== WORK REQUIRED ==
Find the number of lines in these records where the word "aszt" appears. Reply with that number and nothing more.

>> Start DATA TO PROCESS

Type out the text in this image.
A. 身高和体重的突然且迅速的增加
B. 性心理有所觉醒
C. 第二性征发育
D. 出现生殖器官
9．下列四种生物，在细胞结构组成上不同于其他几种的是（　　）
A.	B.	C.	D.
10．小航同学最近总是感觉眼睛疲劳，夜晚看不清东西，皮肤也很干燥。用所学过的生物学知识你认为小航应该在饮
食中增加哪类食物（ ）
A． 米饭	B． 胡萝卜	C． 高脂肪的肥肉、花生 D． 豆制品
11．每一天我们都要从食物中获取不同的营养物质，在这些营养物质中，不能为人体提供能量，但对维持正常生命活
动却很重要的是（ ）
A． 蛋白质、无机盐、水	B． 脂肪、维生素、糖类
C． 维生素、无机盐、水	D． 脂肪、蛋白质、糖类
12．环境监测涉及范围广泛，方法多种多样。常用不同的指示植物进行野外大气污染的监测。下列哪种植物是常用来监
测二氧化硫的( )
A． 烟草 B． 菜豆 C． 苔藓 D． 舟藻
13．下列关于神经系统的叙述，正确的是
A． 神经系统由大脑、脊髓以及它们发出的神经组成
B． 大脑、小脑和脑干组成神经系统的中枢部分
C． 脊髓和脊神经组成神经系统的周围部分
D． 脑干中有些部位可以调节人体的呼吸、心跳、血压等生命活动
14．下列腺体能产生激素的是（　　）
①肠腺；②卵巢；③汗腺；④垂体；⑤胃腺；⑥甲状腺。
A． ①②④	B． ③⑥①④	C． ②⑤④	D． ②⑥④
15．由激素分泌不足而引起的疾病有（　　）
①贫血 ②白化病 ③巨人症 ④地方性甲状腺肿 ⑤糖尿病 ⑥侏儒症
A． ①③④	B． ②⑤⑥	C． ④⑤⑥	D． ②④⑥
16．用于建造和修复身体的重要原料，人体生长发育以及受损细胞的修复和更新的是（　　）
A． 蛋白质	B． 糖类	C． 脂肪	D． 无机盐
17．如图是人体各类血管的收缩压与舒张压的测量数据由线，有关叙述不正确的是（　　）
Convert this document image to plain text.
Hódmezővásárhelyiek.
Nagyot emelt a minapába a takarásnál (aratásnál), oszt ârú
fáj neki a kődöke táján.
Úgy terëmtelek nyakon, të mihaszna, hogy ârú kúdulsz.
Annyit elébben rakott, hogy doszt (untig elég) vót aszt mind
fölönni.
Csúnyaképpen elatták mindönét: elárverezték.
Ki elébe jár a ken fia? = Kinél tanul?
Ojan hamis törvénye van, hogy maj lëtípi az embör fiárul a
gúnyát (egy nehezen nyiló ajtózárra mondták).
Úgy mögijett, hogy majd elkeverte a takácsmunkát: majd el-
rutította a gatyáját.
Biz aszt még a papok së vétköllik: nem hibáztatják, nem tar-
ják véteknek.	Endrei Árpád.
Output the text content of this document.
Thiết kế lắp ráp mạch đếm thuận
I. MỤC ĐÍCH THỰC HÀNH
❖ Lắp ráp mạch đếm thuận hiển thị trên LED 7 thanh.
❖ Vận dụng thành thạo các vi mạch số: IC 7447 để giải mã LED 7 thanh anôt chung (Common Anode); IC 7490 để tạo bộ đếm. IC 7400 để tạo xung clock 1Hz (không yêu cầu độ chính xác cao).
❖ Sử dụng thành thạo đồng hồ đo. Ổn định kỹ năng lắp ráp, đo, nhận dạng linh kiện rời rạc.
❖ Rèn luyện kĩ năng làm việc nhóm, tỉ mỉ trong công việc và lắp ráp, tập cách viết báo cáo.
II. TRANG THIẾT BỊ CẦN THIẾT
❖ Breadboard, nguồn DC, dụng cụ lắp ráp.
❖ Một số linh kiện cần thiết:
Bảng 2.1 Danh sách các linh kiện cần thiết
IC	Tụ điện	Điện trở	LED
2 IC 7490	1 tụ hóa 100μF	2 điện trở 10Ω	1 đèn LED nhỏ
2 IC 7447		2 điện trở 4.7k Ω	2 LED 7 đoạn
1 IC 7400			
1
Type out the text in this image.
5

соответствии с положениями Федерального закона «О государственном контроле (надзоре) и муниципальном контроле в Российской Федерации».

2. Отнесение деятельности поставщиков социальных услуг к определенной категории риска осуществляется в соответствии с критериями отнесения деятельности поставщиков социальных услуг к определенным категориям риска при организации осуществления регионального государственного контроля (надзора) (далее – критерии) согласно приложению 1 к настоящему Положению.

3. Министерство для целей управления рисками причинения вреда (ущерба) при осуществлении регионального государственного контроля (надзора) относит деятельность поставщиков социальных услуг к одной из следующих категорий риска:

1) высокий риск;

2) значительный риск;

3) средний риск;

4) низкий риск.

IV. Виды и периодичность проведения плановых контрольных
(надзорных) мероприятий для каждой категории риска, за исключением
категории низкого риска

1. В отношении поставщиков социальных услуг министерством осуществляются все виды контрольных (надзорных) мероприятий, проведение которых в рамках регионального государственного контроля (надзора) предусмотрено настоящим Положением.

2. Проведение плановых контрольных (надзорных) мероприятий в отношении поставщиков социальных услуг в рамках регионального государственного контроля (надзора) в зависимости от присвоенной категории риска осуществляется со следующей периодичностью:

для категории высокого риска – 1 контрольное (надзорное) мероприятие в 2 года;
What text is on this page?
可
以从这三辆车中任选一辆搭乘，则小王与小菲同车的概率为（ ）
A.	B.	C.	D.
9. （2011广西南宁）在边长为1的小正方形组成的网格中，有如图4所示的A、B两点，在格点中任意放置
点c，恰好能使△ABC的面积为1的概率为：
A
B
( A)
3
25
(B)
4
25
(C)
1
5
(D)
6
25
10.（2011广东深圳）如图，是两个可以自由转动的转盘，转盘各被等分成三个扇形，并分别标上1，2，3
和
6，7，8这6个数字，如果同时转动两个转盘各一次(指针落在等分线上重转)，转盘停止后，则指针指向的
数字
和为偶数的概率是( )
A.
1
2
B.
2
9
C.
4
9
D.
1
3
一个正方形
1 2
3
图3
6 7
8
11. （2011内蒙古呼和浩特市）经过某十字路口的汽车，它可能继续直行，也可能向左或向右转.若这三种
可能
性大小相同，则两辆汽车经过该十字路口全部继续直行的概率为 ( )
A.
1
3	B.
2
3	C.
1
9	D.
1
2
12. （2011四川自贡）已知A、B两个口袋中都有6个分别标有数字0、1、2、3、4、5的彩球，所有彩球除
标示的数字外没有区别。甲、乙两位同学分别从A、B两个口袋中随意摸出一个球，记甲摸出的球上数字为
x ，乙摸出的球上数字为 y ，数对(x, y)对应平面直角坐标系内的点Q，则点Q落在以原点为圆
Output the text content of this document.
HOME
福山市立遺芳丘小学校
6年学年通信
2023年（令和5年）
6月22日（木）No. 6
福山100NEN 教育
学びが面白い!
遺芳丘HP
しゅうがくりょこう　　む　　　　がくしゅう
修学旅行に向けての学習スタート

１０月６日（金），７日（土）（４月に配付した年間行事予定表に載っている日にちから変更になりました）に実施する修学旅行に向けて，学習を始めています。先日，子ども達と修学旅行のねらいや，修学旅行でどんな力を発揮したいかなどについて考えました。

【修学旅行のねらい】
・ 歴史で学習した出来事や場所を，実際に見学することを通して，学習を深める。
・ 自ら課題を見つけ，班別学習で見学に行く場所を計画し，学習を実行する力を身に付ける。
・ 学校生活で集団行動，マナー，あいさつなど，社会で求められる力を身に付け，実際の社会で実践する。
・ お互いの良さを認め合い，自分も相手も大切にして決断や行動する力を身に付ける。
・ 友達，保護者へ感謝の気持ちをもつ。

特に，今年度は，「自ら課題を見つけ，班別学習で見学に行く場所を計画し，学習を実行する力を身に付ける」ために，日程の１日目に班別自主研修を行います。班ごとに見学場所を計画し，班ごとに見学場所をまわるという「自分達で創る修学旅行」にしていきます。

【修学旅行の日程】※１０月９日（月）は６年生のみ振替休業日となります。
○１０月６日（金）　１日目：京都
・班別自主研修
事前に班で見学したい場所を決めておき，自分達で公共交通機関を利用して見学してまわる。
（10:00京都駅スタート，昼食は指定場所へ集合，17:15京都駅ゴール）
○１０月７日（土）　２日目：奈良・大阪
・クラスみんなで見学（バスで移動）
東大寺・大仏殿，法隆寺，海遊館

>> End DATA TO PROCESS

== TASK RESPONSE ==
2